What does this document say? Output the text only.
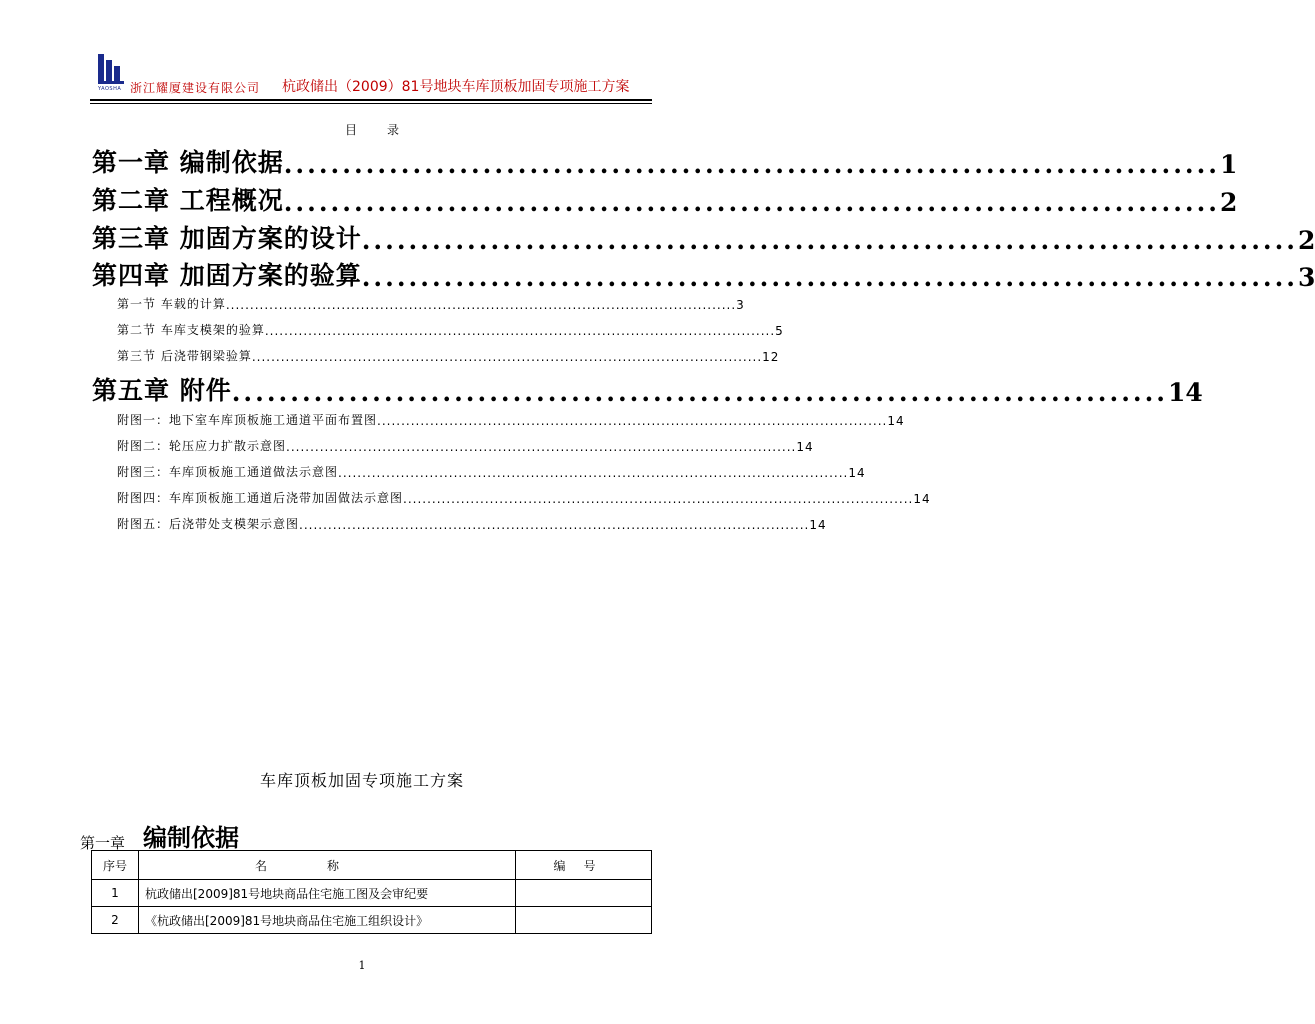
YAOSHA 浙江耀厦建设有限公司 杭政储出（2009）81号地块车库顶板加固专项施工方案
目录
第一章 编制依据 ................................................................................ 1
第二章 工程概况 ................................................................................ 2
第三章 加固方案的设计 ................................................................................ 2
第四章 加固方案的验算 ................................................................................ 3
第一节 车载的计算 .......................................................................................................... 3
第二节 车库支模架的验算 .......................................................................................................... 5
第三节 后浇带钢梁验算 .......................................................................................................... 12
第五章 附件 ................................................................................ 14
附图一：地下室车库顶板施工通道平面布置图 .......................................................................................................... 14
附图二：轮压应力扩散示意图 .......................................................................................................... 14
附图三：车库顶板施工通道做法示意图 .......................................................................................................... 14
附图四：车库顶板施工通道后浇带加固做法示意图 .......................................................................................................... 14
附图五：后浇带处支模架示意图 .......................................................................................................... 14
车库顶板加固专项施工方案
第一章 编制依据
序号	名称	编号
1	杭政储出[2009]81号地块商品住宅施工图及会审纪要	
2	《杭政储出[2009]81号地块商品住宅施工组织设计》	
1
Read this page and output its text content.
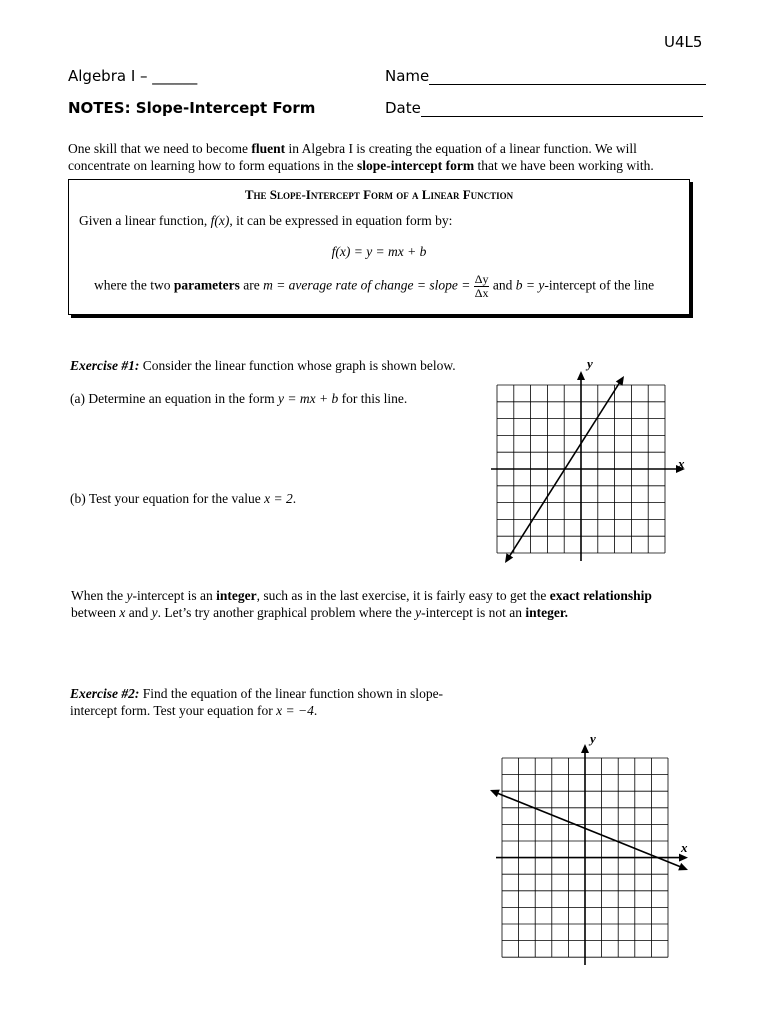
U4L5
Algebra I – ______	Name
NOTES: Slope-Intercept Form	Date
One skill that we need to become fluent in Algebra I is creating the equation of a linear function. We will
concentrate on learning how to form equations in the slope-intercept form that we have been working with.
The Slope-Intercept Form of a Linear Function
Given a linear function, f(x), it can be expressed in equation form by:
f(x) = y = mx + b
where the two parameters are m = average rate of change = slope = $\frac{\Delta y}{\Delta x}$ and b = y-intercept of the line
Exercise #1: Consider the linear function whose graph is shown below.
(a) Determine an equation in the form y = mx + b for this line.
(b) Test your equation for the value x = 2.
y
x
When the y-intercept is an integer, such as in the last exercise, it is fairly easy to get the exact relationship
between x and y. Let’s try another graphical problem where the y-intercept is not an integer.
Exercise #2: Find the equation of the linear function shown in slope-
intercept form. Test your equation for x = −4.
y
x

## Set problem
Go through the material line by line. Show each line that contains the string "your".

## Output below
(b) Test your equation for the value x = 2.
intercept form. Test your equation for x = −4.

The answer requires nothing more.